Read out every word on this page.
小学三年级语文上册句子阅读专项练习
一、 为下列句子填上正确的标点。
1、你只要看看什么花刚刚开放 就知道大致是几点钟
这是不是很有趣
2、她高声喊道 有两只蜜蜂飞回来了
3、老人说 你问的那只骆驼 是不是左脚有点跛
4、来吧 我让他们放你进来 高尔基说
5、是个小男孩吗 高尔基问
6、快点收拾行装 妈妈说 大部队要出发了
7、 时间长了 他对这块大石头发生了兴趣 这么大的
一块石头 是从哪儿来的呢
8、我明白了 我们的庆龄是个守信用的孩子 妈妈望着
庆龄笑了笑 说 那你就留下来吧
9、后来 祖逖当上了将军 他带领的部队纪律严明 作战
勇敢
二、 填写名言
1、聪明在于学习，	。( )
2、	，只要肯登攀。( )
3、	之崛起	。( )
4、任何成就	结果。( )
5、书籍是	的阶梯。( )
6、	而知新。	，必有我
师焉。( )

---

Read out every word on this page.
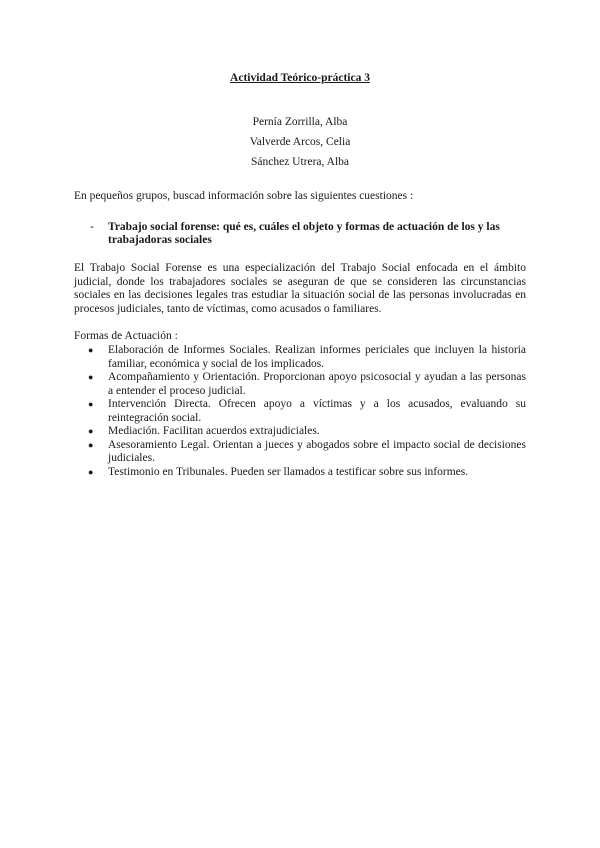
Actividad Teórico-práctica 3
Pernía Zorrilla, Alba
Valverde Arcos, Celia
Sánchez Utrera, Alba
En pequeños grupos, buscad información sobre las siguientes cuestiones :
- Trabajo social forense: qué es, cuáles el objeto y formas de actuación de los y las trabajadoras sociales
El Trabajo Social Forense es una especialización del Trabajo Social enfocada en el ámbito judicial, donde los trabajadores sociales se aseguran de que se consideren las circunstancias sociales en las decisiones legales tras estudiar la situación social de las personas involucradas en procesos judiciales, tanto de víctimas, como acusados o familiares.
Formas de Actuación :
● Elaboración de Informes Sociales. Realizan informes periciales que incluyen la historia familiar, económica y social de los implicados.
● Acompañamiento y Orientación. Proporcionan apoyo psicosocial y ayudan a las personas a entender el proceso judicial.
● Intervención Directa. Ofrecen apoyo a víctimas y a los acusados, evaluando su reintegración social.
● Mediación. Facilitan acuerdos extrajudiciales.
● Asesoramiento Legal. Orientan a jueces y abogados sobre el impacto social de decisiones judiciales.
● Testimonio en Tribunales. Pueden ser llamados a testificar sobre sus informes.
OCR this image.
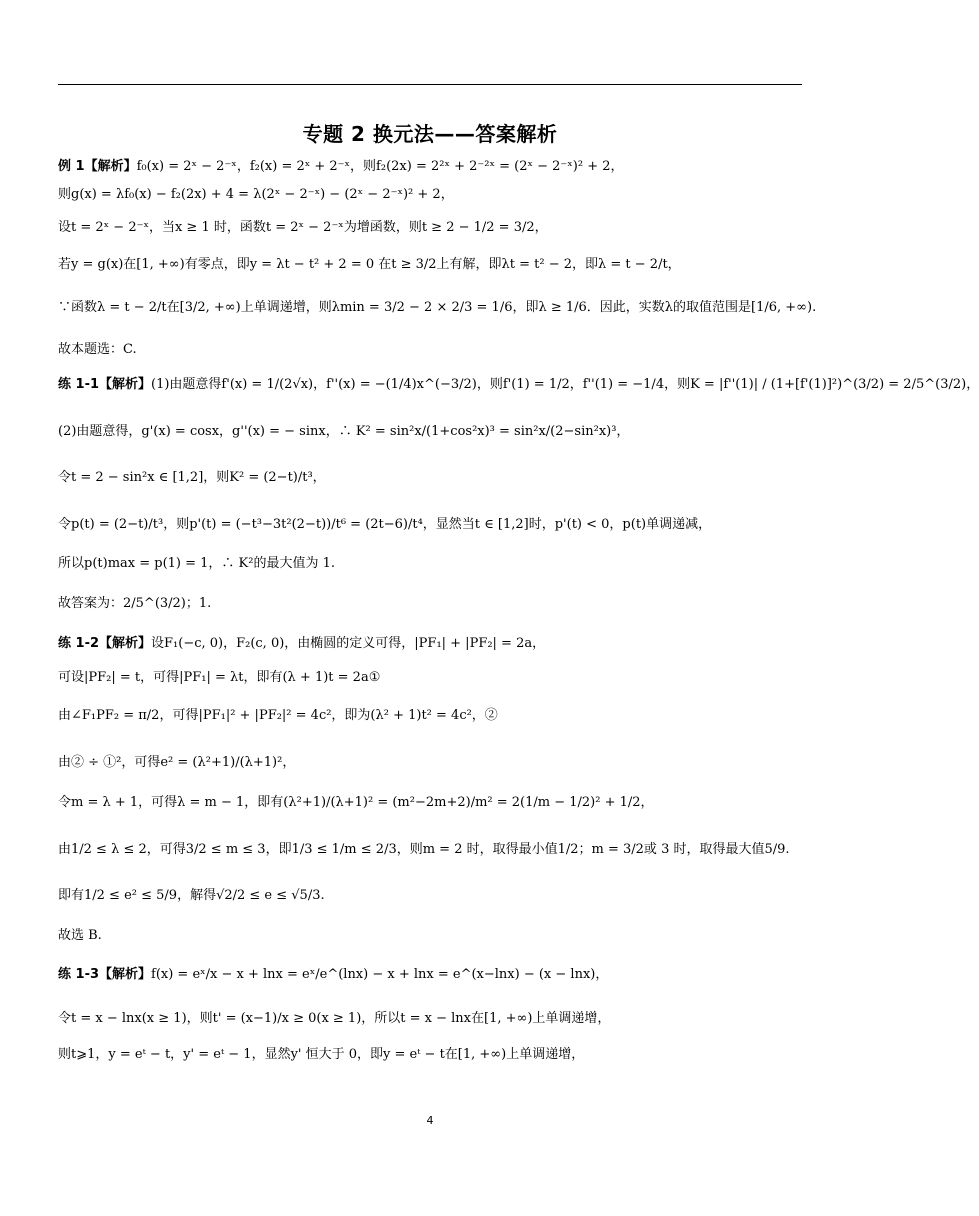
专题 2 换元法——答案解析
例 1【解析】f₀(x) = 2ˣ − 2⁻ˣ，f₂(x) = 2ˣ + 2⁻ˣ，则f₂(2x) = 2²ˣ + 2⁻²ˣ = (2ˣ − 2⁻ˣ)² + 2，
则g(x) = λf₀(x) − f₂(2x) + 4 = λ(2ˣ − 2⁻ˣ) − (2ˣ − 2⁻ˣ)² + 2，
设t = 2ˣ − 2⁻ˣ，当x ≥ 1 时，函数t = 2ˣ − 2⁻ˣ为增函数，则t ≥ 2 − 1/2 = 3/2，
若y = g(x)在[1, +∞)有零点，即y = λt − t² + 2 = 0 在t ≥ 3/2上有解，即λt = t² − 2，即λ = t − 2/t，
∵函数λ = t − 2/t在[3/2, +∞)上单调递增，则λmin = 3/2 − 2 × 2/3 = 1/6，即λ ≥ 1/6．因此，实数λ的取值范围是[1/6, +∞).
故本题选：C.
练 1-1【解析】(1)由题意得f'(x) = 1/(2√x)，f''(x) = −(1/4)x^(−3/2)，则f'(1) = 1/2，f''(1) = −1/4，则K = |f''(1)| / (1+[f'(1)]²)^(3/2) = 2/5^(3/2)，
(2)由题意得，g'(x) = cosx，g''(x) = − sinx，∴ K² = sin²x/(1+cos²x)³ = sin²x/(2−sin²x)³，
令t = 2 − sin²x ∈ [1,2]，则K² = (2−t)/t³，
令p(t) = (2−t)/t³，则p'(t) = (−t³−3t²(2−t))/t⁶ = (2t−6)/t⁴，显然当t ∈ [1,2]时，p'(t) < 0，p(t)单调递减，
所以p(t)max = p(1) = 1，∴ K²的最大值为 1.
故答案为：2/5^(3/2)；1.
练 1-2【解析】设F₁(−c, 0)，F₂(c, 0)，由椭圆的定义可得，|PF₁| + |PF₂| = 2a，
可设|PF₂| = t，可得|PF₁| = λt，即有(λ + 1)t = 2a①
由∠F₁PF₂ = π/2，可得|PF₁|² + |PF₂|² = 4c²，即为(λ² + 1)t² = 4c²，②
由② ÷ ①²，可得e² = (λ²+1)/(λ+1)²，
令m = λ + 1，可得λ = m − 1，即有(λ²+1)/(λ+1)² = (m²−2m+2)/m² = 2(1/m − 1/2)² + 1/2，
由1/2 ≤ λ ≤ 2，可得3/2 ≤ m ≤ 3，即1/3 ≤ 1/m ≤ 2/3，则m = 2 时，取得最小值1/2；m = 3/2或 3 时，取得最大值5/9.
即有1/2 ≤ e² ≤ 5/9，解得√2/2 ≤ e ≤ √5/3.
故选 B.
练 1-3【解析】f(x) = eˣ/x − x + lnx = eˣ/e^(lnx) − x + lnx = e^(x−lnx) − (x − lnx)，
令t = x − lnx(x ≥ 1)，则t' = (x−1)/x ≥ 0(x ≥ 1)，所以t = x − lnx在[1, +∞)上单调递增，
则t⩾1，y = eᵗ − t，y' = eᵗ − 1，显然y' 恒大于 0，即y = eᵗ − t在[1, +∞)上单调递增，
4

> Task instructions:
Report how many lines in the entries hold the string "acusados". Nothing but the number is wanted.

> Solution to this task:
2